### SHORT TASK
Extract all lines in the data that contain the word "name".

### INPUT
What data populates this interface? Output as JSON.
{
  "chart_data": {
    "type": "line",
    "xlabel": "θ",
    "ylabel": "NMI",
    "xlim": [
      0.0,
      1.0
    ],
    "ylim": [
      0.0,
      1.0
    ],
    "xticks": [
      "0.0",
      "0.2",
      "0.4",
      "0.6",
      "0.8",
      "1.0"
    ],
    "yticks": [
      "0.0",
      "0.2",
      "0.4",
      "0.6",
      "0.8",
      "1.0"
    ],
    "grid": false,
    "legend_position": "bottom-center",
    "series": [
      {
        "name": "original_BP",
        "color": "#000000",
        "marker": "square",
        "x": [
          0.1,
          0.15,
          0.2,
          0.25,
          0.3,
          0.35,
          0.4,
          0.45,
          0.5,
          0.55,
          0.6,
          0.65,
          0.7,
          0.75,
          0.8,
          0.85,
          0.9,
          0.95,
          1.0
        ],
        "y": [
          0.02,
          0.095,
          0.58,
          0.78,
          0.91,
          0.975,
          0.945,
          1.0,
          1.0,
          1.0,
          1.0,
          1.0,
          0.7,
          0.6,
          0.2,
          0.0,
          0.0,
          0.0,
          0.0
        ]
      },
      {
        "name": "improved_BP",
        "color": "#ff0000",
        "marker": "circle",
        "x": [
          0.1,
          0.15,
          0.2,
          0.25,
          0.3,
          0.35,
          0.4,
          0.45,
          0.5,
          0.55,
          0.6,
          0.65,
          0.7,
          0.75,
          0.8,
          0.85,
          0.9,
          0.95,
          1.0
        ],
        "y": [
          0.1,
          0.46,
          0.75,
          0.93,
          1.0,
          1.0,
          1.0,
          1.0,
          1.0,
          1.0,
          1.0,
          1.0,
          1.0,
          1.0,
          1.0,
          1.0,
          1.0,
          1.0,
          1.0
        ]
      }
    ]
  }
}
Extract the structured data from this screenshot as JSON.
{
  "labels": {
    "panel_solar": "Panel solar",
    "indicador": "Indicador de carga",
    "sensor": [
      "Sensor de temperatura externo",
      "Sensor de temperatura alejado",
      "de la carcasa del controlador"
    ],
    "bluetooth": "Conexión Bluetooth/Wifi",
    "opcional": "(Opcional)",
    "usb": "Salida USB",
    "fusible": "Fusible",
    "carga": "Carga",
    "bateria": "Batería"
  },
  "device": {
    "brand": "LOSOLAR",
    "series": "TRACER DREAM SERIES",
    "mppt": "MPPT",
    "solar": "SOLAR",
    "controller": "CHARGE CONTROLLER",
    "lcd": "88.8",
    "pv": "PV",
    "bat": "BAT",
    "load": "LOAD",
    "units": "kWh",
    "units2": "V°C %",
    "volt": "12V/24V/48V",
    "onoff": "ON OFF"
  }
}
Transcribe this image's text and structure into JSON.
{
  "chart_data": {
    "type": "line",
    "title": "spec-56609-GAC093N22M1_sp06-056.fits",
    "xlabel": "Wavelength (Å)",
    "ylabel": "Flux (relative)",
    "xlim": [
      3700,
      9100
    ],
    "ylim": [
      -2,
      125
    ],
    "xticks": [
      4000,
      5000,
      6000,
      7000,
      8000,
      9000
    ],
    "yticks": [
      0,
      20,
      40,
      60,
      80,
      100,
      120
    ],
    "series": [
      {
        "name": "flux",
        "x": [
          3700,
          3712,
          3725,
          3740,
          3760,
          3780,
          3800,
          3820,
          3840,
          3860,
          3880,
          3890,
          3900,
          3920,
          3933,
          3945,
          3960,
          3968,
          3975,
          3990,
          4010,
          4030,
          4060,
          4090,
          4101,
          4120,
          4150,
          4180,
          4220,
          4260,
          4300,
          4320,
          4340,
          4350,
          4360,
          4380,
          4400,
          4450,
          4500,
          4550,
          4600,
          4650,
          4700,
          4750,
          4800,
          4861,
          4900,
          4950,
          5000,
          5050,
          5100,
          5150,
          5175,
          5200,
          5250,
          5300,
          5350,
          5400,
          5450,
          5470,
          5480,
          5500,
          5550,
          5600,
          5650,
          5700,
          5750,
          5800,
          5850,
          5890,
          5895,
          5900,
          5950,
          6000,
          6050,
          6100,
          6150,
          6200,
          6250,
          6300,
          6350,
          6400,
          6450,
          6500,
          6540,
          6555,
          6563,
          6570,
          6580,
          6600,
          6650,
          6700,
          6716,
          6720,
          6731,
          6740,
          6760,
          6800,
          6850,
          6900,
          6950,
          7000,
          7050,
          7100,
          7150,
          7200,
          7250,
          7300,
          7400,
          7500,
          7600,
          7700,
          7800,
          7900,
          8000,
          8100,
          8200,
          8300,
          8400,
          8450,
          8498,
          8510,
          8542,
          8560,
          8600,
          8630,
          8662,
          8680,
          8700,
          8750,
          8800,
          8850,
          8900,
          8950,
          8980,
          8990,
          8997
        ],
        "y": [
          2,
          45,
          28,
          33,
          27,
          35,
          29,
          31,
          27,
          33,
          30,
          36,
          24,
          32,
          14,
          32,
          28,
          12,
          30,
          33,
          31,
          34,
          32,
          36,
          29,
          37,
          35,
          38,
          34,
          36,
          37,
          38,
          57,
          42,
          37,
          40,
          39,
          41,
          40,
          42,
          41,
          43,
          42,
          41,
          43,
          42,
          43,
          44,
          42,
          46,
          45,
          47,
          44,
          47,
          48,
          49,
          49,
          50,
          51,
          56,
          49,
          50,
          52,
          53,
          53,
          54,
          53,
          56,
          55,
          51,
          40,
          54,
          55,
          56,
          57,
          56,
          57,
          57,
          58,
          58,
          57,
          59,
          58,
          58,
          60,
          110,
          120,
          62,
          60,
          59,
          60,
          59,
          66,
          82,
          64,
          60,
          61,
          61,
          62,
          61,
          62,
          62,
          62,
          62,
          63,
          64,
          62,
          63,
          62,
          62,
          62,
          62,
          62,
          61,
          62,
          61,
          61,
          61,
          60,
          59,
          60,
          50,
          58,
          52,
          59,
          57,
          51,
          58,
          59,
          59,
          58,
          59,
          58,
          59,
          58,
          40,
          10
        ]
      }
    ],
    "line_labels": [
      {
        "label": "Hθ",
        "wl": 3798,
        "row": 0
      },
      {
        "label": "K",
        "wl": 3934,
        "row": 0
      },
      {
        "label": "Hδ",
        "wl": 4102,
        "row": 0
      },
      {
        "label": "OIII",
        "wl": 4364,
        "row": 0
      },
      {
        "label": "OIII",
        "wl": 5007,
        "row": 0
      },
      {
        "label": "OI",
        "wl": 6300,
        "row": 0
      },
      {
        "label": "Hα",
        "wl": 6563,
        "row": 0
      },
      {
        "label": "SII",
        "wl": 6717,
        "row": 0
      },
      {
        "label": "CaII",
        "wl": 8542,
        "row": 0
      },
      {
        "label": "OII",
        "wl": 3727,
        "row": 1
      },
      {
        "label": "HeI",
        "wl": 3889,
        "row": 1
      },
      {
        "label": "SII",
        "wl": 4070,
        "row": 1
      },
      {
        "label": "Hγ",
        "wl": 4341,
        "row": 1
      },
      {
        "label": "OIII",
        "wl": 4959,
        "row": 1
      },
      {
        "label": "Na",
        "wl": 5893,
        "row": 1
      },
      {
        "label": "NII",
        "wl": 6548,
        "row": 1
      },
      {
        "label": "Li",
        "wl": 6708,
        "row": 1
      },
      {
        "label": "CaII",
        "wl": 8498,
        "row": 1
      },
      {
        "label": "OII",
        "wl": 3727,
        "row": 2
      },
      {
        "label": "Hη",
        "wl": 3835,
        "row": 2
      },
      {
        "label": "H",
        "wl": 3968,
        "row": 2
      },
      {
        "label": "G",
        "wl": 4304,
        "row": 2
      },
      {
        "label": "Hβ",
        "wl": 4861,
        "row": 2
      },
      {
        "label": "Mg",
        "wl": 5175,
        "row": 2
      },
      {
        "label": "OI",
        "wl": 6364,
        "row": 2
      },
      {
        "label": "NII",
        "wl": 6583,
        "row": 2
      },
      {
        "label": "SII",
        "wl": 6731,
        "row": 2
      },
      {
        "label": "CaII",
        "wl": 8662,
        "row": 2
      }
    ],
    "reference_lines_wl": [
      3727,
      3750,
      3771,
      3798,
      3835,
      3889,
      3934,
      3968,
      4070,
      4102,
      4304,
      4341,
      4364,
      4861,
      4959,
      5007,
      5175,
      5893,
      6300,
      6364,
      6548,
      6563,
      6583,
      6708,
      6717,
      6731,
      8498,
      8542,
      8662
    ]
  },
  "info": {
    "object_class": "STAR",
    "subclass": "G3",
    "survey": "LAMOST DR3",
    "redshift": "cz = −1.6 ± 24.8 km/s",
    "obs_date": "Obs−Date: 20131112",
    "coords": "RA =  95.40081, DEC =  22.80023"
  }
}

### EXERCISE RESULT
        "name": "original_BP",
        "name": "improved_BP",
        "name": "flux",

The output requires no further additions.